* BEGIN Extract *
The version of theorem I am using.
Let $t_0 \in \mathbb{R},a>0,R>0,y_0 \in \mathbb{R}^n$ and $f:[t_0,t_0 + a] \times B_R(y_0) \rightarrow \mathbb{R}^n$ (jointly) continuous, $|f(t,y)| \leq M\quad (t\in [t_0,t_0+a] y \in B_R(y_0)) $ and $\alpha = \min(a,\frac{R}{M})$ Assume also that there is an $L>0$ such that the Lipschitz condition. $$ |f(t,y)-f(t,z)|\leq|y-z|\quad (t\in [t_0,t_0+a] y \in B_R(y_0)) $$ holds, then the IVP $$ u'(t) = f(t,u(t)) ,\quad u(t_0) = y_0 $$ has a unique solution on $[t_0,t_0+a]$
The IVP I am investigating.
$$\frac{du}{dx} = \frac{1}{u} + x, u(0) = 1$$
$$\text{Does the IVP have a unique solution on } (0,\infty)?? $$
I think I have misused the theorem, because I have said.
* END Extract *
Complete the following =>
a – In the post about the uniqueness theorem, what initial condition does the IVP under investigation have?
b – Continue the post about the uniqueness theorem from its final sentence onward.
* BEGIN Available data *
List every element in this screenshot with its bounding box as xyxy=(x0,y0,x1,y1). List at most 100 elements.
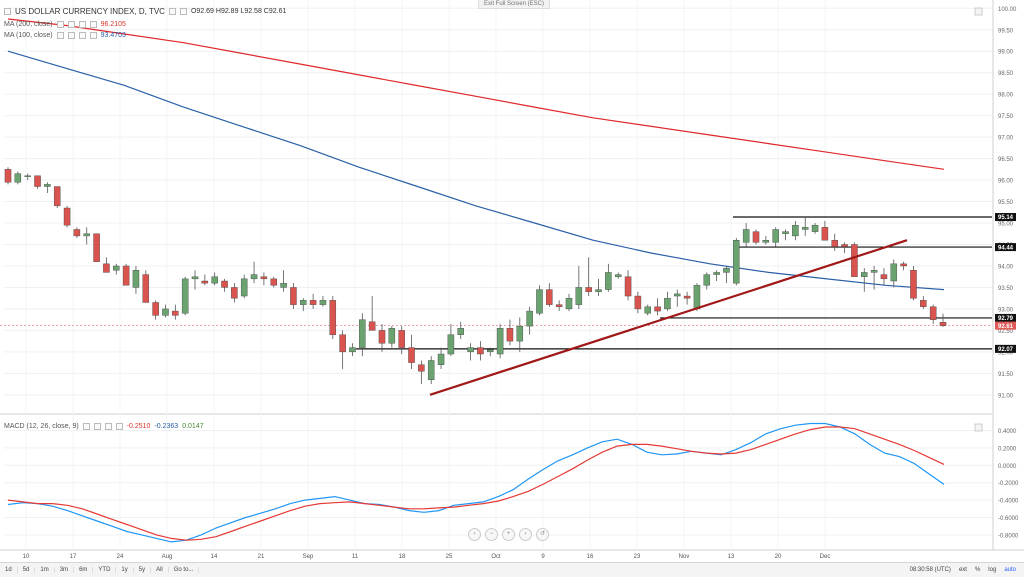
* END Available data *
Responses =>
a – $u(0) = 1$

b –
We can define $f[0,a] \times B_{\frac{1}{2}}(1) \rightarrow \mathbb{R}^n$, noting that we can take $a$ as big as we like. and
$$|f(x,u)|\leq 2+a$$
also $$|f(x,u)- f(x,v)|\leq4|u-v|$$ So $f$ is lipschitz on the defined intervals.
But since we can take a as large as we like then the result follows
Should this be true for any $R>0$??